◆ Requirements
Gather each line in the entries that includes the string "CreateableAPIResource".

◆ Provided records
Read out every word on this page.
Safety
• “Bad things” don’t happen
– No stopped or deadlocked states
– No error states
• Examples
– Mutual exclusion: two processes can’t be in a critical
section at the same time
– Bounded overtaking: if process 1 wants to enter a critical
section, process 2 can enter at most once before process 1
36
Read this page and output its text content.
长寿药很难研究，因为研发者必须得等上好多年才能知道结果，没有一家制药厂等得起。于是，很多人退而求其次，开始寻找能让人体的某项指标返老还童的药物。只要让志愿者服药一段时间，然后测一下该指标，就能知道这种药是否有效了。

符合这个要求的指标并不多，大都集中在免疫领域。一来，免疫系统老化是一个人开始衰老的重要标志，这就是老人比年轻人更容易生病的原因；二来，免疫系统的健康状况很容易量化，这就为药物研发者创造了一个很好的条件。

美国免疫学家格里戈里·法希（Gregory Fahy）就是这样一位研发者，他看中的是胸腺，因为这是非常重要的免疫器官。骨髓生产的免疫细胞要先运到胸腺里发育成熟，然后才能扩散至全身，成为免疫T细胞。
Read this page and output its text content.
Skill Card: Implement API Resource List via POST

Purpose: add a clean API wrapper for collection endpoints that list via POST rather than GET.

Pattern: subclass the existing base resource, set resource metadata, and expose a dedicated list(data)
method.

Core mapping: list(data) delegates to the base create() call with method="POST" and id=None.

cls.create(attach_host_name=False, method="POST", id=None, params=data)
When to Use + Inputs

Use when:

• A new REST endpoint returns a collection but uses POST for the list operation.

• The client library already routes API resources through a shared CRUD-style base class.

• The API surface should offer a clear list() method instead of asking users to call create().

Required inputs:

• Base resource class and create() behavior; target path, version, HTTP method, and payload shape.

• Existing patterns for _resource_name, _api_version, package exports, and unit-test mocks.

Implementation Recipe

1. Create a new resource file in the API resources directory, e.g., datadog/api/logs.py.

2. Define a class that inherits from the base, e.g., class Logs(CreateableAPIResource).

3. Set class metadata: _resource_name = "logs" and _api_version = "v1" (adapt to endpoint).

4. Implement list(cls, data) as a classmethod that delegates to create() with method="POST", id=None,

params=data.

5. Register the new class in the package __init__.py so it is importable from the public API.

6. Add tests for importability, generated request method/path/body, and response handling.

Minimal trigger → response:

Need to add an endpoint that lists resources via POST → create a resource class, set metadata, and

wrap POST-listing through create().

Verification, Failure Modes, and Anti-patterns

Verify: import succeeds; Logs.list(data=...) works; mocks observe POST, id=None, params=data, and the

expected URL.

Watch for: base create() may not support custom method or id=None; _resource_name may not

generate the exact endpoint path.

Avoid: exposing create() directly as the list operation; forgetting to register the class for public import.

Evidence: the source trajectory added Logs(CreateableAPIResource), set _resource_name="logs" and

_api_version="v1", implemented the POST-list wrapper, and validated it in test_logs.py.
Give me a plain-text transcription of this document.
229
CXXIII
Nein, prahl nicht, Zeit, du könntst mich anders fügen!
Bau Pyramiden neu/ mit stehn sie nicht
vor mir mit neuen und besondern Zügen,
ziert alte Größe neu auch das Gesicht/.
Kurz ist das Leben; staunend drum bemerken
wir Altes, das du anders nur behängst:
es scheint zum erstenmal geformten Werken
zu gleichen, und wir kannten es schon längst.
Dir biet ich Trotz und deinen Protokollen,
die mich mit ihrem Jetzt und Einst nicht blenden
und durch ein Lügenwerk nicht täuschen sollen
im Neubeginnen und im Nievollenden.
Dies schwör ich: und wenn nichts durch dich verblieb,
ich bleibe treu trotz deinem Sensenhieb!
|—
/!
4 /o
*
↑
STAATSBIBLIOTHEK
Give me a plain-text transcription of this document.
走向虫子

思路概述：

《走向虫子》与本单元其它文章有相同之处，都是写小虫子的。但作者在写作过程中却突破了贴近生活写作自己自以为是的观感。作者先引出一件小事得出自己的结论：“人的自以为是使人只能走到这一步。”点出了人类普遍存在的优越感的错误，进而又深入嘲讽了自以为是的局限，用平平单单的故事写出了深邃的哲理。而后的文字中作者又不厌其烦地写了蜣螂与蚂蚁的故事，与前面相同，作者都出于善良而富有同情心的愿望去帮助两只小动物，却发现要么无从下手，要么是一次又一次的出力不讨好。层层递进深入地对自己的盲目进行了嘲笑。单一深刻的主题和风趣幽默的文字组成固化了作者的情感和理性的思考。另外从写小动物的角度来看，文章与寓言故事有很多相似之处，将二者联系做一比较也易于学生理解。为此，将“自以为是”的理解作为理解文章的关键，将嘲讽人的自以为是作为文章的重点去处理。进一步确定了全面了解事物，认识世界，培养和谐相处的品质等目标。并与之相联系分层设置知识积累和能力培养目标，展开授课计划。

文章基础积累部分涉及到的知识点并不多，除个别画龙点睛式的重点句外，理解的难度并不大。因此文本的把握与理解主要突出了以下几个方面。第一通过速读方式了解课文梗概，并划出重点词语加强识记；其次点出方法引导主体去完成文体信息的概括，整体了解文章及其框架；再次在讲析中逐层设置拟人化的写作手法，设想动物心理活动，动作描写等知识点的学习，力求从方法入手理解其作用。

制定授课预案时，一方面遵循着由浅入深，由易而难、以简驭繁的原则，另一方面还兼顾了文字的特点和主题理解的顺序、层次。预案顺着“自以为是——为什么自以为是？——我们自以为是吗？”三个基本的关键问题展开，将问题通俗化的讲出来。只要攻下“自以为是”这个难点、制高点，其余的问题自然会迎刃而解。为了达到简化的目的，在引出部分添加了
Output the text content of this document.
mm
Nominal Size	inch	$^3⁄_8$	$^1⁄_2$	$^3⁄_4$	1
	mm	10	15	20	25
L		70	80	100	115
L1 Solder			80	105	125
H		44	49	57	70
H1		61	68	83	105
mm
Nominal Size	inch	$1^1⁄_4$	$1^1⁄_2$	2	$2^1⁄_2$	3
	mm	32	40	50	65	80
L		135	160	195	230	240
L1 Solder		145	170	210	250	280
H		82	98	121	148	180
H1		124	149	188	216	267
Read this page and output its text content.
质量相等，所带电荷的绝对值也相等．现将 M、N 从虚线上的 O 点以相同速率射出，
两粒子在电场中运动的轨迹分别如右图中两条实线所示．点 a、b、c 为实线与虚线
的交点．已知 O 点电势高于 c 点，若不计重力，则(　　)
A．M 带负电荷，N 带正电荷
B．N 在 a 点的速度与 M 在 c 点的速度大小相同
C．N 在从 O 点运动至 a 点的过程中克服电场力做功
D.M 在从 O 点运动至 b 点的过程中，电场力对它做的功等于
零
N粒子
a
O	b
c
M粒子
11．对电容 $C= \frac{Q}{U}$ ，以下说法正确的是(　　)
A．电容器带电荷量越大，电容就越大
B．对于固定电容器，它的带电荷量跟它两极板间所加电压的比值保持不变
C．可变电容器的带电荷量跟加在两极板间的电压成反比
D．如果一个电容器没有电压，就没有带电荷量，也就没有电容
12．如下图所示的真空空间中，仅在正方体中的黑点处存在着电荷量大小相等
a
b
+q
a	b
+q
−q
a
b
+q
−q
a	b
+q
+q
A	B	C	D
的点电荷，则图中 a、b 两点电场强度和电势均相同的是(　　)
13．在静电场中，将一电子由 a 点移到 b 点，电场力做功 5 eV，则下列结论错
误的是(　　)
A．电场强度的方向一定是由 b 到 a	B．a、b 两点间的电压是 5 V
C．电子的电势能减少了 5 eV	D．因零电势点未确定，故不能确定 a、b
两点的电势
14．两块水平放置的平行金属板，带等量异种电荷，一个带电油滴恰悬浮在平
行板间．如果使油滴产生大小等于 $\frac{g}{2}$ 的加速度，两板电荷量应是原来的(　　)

◆ Problem solution
2. Define a class that inherits from the base, e.g., class Logs(CreateableAPIResource).
Evidence: the source trajectory added Logs(CreateableAPIResource), set _resource_name="logs" and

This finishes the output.